◆ Records contained in a dataset:
___
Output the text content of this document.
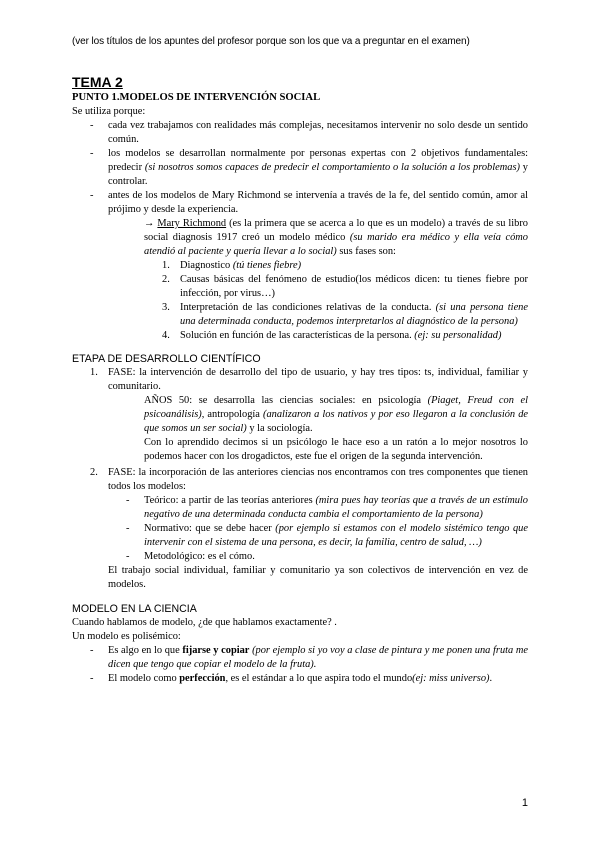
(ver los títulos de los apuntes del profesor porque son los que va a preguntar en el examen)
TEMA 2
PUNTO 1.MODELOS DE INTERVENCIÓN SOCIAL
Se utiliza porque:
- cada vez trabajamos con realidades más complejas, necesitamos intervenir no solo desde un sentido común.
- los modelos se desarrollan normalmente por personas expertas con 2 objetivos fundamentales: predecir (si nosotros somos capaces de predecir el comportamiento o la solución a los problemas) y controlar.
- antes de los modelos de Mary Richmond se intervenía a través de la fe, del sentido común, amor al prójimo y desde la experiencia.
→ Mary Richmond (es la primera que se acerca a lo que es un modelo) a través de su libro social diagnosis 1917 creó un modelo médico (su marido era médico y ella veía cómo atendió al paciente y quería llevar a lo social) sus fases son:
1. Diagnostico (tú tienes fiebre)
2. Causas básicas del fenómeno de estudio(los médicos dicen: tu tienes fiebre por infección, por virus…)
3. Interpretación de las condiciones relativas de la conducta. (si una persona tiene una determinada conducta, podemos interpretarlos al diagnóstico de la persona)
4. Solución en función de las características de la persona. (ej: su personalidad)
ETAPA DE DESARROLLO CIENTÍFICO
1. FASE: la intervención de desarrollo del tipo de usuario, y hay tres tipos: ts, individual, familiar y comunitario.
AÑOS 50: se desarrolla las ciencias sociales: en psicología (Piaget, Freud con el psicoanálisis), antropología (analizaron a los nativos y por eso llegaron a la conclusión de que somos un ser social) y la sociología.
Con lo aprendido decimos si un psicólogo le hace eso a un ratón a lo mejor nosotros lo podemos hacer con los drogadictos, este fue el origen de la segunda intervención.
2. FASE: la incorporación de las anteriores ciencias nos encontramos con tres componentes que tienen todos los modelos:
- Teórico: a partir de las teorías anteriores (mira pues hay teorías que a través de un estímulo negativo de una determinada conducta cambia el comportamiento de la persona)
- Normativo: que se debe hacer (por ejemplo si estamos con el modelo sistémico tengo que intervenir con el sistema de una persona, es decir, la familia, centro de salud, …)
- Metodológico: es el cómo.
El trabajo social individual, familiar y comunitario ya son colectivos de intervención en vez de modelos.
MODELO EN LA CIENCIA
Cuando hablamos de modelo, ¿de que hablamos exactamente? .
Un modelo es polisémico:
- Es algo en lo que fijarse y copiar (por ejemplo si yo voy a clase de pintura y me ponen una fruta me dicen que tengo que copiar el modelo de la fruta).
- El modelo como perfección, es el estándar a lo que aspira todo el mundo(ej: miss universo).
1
___
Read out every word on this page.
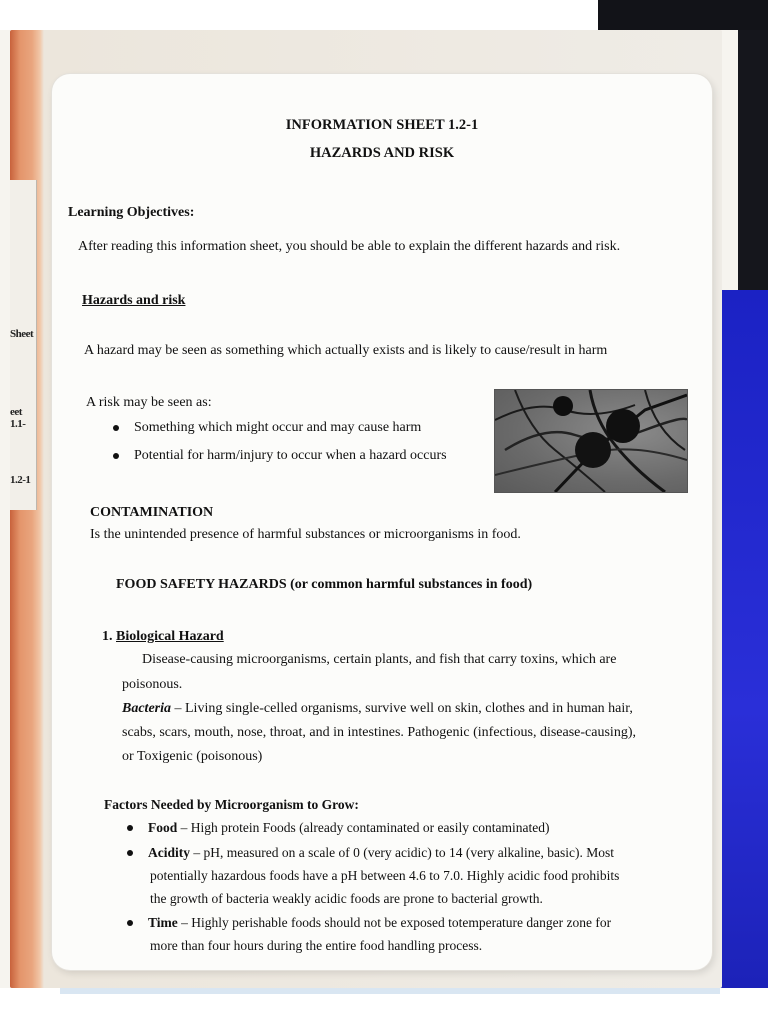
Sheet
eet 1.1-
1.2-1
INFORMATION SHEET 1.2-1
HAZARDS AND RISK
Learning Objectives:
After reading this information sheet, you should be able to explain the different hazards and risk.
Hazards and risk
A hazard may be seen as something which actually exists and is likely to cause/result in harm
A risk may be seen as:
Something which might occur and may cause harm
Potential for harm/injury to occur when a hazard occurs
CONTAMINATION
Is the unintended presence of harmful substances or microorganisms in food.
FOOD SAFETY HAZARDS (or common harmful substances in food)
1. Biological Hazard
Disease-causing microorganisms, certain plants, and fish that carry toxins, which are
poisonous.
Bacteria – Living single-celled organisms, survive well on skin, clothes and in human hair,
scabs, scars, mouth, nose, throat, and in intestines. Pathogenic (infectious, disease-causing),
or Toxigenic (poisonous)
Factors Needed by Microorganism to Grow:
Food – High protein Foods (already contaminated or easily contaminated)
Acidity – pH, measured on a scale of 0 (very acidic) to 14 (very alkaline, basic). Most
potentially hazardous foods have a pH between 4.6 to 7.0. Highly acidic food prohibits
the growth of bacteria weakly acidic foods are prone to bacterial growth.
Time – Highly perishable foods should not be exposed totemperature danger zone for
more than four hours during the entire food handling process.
___
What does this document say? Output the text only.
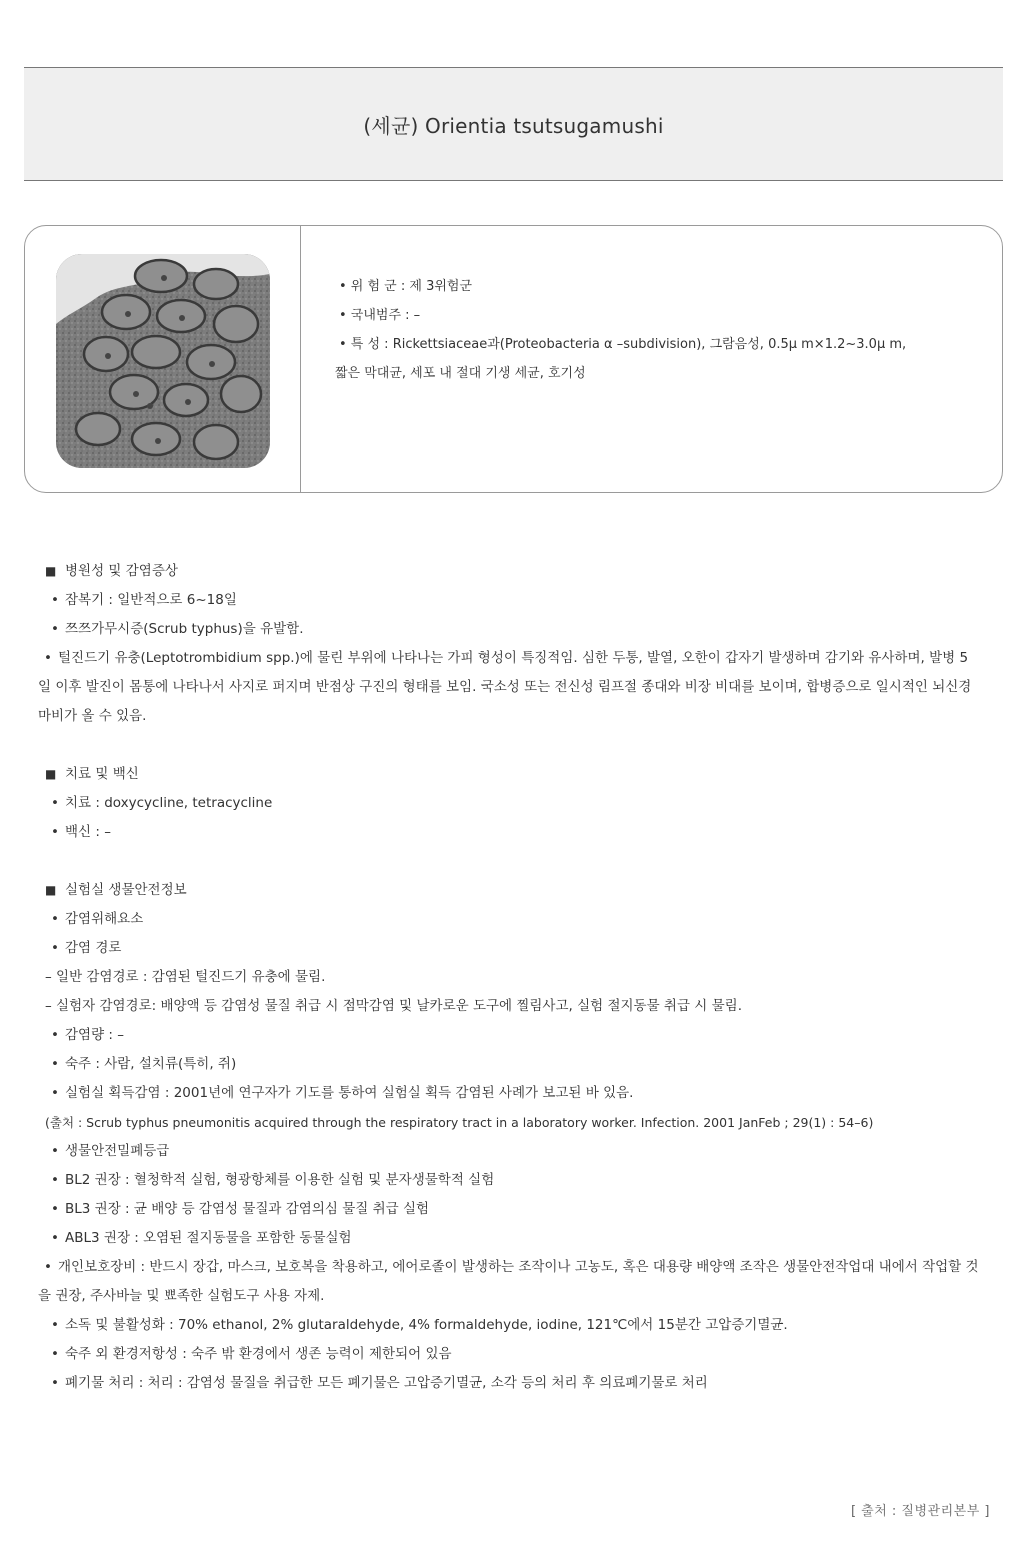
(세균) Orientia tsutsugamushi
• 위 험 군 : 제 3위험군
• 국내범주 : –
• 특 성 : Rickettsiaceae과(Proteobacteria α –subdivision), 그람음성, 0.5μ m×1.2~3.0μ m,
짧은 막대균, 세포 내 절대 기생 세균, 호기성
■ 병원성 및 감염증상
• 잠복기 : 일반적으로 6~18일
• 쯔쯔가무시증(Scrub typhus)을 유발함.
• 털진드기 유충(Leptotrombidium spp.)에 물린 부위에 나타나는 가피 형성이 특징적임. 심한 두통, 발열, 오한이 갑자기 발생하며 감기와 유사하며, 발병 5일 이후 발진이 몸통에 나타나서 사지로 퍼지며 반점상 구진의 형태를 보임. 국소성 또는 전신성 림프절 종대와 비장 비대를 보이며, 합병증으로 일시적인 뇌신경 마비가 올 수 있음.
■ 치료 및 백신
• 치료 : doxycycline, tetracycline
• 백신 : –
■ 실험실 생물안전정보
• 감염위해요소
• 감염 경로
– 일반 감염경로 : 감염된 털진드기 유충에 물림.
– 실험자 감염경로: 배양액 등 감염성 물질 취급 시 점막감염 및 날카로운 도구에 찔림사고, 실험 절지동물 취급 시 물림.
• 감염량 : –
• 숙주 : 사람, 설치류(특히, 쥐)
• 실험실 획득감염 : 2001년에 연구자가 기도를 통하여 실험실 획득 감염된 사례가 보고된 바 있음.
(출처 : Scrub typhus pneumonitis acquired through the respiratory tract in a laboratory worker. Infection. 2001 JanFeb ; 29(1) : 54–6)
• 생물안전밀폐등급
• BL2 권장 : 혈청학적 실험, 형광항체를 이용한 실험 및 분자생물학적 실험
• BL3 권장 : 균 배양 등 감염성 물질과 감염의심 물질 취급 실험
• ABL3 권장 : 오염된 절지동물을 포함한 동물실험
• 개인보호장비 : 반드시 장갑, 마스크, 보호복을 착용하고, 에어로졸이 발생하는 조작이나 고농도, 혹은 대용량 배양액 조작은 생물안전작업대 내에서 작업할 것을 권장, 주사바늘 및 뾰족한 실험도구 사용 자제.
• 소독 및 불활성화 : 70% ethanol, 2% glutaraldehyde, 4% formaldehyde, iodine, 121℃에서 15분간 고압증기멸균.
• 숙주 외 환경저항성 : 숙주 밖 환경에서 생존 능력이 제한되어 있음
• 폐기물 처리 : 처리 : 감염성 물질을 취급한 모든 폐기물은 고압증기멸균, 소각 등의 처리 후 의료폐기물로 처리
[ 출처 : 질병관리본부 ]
___
◆ Work to complete: Whenever a line above includes the string "sentido", copy it.

◆ Response area:
- cada vez trabajamos con realidades más complejas, necesitamos intervenir no solo desde un sentido común.
- antes de los modelos de Mary Richmond se intervenía a través de la fe, del sentido común, amor al prójimo y desde la experiencia.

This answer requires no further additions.